=== Énoncé ===
Citez textuellement le passage de l'extrait sur l'idée de progrès qui va de « Non plus au » jusqu'à « mais comme défi. ».

=== Extrait fourni ===

-*-*-

Ces deux remarques ne doivent pas pour autant nous faire renoncer à l’idée de progrès.
Non plus au sens où celui-ci serait inscrit dans une nécessité historique, mais au sens kantien
d’un idéal régulateur, susceptible de tirer la volonté et de motiver les engagements. A
l’inverse, abandonner absolument l’idée de progrès reviendrait à renoncer à vouloir le mieux.
Le progrès n’est donc pas une promesse offerte par la nécessité historique, il est l’horizon de
notre intervention dans une histoire qui peut, faute de cet engagement, nous promettre le pire.
Nous ne pouvons donc plus penser le futur comme le faisaient les modernistes. Mais,
ce qui demeure je crois indépassable chez eux, c’est cette ouverture à un horizon d’attente,
c’est une propension à saisir le futur et le nouveau non pas comme risque mais comme défi.

-*-*-

=== Données extraites ===

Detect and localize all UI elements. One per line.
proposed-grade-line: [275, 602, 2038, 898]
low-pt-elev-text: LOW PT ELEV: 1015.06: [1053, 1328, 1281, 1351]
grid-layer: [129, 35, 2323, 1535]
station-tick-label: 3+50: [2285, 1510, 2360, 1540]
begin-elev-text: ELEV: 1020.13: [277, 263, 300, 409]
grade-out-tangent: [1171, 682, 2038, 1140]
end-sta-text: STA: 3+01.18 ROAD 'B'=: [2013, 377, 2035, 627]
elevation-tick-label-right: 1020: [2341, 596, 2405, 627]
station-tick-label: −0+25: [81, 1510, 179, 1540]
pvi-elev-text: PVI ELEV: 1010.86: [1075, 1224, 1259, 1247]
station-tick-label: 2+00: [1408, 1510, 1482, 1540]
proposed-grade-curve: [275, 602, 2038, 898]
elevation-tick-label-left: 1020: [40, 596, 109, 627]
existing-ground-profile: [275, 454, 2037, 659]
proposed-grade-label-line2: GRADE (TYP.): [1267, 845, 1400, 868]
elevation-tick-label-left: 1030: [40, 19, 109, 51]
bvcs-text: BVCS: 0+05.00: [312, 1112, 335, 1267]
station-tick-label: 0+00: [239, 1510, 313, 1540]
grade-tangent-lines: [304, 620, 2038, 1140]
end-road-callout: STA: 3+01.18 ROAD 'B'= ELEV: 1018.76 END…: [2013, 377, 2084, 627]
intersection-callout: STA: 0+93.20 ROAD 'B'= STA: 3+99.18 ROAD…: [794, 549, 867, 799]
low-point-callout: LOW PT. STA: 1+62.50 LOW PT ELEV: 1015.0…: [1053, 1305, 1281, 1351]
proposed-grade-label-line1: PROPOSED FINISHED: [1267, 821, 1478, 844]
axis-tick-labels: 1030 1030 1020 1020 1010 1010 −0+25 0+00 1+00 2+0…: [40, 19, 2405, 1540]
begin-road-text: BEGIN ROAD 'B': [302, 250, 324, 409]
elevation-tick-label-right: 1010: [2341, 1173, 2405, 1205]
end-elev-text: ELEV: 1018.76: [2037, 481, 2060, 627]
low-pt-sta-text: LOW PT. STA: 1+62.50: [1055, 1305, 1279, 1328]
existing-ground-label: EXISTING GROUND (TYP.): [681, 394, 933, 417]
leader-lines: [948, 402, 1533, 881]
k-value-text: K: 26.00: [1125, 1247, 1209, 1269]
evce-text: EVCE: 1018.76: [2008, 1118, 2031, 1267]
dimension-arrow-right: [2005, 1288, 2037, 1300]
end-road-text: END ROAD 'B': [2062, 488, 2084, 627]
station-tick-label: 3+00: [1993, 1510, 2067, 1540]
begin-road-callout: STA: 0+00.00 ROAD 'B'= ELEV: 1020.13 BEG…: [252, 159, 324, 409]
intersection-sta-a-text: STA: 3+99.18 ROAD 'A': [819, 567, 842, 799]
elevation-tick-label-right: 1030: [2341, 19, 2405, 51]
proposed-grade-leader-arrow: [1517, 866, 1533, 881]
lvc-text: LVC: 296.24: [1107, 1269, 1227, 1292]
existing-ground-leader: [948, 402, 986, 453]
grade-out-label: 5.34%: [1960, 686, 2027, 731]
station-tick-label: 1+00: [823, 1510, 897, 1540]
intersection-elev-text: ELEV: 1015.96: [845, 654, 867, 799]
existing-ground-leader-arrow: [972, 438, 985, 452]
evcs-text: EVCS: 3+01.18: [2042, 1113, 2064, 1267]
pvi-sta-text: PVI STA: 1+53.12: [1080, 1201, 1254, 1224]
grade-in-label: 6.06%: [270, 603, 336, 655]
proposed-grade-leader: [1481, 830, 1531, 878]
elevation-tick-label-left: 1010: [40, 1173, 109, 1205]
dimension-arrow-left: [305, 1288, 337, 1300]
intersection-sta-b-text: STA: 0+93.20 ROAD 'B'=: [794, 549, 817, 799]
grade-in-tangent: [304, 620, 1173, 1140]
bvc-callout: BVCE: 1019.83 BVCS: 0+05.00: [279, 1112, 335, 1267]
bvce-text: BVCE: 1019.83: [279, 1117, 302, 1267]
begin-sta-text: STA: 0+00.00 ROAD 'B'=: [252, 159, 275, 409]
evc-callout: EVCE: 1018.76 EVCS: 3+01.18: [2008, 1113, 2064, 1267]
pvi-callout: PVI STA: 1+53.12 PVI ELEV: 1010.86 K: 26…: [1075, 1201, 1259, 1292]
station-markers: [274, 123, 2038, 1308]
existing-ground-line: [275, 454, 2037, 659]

-*-*-

=== Corrigé ===
Non plus au sens où celui-ci serait inscrit dans une nécessité historique, mais au sens kantien
d’un idéal régulateur, susceptible de tirer la volonté et de motiver les engagements. A
l’inverse, abandonner absolument l’idée de progrès reviendrait à renoncer à vouloir le mieux.
Le progrès n’est donc pas une promesse offerte par la nécessité historique, il est l’horizon de
notre intervention dans une histoire qui peut, faute de cet engagement, nous promettre le pire.
Nous ne pouvons donc plus penser le futur comme le faisaient les modernistes. Mais,
ce qui demeure je crois indépassable chez eux, c’est cette ouverture à un horizon d’attente,
c’est une propension à saisir le futur et le nouveau non pas comme risque mais comme défi.